## Exercise brief
Collect each line containing "ACSystem".

## Extracted data
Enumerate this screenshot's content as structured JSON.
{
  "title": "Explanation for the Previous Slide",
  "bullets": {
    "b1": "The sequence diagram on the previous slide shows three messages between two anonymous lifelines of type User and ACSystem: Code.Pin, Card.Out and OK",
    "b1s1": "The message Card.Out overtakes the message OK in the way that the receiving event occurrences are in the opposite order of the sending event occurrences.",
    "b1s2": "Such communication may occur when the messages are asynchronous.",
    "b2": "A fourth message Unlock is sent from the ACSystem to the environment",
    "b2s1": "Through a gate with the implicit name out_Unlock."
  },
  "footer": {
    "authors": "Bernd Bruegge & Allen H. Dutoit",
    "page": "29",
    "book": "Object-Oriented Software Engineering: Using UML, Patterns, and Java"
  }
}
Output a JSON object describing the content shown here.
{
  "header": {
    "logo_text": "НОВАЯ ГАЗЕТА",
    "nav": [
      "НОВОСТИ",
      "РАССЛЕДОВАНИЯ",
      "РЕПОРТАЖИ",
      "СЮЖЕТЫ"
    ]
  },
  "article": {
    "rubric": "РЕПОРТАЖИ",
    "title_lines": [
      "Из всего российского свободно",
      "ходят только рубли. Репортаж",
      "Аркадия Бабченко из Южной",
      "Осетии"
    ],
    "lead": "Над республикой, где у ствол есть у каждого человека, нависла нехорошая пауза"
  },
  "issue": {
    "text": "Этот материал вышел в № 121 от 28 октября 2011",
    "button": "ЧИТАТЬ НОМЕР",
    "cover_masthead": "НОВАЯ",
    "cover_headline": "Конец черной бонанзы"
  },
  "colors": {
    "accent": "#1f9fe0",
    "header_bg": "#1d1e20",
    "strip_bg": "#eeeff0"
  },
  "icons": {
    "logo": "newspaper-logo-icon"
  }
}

## Result
    "b1": "The sequence diagram on the previous slide shows three messages between two anonymous lifelines of type User and ACSystem: Code.Pin, Card.Out and OK",
    "b2": "A fourth message Unlock is sent from the ACSystem to the environment",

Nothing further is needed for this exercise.